── DATA FOR PROCESSING ──

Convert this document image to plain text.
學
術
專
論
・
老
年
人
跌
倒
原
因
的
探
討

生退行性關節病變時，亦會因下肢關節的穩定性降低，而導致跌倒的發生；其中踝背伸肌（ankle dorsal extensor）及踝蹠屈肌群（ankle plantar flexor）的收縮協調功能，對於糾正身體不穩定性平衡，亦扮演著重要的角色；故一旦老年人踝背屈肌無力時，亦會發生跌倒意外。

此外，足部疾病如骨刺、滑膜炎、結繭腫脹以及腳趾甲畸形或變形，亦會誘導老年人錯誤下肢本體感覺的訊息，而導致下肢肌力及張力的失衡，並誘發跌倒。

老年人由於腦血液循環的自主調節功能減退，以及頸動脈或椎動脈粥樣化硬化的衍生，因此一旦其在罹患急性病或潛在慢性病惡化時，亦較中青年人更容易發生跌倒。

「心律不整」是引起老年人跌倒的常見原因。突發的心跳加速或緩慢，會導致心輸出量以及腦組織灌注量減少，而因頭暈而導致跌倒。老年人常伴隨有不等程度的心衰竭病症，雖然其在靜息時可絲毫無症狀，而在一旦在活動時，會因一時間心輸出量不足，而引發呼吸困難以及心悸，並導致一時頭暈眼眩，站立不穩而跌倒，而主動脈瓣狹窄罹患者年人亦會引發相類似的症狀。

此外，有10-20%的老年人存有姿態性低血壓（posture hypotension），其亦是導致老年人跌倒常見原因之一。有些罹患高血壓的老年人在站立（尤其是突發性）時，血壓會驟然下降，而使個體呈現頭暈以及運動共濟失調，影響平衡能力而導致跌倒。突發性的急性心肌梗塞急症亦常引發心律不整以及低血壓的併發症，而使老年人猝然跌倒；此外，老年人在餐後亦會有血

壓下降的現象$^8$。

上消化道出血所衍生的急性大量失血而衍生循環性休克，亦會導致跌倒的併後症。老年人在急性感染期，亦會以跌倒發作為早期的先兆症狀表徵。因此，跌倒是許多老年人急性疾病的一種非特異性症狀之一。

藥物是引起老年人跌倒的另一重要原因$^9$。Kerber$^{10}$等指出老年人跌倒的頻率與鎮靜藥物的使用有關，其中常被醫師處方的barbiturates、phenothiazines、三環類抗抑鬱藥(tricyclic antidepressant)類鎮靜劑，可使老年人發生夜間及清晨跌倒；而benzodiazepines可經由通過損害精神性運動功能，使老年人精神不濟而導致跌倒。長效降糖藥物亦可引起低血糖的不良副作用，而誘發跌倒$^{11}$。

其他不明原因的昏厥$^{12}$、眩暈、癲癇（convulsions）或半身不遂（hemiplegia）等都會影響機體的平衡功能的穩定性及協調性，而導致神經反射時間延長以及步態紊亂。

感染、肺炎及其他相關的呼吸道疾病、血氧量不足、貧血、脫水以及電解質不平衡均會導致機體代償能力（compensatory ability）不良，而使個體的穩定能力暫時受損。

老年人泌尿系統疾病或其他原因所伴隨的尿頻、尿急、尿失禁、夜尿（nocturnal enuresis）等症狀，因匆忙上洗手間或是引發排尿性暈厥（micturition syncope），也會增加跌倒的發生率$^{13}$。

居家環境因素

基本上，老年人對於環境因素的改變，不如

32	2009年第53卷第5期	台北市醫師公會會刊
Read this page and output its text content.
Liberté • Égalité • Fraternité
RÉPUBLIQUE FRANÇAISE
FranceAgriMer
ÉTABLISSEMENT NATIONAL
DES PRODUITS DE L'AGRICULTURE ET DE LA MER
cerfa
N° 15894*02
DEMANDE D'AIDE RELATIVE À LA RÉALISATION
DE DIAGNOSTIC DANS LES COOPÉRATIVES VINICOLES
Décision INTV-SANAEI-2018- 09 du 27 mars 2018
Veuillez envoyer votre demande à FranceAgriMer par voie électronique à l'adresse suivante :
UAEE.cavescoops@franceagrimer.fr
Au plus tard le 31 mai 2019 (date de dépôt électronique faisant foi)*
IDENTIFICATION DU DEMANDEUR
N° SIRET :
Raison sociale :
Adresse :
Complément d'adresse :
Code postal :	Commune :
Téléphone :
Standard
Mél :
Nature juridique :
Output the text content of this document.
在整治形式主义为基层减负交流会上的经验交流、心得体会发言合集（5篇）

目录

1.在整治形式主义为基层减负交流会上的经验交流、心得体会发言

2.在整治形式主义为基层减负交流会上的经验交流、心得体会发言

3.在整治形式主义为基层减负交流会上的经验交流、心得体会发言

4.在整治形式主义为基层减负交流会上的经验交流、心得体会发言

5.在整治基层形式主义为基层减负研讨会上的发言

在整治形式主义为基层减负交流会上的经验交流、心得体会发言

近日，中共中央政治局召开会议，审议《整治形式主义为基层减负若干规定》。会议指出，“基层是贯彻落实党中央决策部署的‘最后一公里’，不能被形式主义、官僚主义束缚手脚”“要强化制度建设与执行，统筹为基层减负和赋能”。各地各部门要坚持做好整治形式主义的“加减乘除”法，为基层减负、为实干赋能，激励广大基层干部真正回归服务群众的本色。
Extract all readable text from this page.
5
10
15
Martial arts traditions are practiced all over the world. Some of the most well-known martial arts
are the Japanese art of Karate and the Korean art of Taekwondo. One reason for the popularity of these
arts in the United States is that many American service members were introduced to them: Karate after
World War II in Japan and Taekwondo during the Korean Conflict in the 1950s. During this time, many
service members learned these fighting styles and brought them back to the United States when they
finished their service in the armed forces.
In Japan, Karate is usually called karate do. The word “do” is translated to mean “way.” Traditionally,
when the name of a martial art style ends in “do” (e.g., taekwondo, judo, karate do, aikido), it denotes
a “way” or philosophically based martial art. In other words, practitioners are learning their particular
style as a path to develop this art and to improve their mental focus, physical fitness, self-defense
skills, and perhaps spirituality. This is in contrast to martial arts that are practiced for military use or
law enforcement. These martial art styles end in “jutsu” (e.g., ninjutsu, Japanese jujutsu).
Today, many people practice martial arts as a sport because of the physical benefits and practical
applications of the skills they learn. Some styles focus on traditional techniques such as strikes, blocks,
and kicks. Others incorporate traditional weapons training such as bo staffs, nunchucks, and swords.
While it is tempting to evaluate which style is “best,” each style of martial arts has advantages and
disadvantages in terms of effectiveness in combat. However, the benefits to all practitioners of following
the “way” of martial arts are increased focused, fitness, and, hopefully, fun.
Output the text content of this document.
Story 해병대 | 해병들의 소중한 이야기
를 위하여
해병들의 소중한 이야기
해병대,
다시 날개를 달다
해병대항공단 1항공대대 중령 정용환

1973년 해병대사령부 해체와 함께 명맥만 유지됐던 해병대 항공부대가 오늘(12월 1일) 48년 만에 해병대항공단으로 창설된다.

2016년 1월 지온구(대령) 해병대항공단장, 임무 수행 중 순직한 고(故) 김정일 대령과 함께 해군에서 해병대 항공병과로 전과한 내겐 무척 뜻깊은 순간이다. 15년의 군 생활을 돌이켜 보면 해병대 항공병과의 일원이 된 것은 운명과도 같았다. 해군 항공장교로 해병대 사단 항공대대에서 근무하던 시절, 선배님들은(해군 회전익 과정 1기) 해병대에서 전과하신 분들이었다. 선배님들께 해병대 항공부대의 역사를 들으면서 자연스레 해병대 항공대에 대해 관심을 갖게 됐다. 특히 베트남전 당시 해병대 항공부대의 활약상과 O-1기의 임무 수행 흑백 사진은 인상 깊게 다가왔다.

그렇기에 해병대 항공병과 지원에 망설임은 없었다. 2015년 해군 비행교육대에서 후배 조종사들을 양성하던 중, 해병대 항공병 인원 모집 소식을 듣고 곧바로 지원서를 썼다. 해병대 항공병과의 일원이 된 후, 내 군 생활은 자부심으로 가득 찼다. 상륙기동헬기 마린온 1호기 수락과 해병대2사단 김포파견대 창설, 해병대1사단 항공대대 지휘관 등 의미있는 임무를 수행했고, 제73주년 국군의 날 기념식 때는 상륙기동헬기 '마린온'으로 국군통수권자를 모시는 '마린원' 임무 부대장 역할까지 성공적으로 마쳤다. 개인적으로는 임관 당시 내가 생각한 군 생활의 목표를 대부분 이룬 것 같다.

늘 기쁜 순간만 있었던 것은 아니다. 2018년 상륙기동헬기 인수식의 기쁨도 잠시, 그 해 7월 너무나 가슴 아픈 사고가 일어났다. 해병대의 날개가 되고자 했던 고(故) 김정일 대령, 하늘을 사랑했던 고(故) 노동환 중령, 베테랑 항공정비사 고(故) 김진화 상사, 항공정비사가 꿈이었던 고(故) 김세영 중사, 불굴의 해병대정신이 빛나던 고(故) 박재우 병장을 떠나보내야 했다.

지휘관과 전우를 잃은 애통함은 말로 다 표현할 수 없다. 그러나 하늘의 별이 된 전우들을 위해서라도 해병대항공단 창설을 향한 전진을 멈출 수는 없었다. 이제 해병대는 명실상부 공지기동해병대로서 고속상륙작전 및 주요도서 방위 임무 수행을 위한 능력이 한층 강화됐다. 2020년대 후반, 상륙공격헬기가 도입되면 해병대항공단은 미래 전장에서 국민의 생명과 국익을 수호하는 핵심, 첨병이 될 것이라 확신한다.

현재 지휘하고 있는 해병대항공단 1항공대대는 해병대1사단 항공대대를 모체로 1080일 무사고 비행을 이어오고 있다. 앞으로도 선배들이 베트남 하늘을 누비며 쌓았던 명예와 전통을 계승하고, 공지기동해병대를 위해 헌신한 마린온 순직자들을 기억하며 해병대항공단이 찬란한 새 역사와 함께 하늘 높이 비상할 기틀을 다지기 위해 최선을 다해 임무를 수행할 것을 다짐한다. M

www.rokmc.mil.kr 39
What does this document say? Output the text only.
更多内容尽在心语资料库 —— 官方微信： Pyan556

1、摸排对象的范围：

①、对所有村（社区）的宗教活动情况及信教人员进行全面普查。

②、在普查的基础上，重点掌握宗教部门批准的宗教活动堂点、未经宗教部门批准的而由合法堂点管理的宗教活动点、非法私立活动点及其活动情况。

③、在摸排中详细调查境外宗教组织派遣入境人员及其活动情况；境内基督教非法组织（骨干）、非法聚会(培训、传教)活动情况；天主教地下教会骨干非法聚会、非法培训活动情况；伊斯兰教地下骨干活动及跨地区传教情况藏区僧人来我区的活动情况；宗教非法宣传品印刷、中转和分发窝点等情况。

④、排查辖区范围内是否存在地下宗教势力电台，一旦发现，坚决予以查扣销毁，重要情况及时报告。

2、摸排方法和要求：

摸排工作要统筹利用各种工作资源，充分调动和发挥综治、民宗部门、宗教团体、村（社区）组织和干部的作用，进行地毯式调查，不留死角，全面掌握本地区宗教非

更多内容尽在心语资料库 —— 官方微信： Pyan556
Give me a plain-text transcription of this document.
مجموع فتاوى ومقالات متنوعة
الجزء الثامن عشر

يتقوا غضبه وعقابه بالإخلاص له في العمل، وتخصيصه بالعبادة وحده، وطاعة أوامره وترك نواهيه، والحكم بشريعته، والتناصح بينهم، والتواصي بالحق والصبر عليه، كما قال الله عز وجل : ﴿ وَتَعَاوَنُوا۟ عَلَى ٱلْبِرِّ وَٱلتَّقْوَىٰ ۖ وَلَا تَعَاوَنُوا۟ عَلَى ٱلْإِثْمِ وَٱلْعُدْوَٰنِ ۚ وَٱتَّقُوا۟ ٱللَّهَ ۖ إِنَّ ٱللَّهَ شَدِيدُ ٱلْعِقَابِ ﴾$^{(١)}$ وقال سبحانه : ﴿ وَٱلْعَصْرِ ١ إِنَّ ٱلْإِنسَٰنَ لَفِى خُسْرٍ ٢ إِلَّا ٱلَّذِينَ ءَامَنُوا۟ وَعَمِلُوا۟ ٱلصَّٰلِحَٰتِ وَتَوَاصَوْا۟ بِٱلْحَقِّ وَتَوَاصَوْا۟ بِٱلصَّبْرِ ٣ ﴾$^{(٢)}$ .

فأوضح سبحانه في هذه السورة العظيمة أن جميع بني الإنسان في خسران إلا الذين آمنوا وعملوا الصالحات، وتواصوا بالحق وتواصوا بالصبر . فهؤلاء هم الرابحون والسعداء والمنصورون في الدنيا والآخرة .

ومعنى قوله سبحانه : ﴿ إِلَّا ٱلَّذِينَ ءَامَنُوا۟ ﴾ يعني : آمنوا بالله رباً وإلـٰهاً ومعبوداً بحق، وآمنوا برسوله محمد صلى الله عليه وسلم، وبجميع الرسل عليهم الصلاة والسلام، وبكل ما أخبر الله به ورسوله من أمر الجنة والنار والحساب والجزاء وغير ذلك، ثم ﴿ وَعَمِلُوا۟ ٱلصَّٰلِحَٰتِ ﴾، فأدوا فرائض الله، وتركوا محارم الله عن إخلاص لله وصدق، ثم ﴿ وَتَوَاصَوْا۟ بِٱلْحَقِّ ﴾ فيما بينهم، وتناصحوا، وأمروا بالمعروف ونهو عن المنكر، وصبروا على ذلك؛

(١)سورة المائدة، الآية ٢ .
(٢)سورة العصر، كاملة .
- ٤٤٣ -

───

- _PROBLEM DESCRIPTION_
For each line in the data above that contains the string "physical", extract the line.

- _FINISHED TASK_
style as a path to develop this art and to improve their mental focus, physical fitness, self-defense
Today, many people practice martial arts as a sport because of the physical benefits and practical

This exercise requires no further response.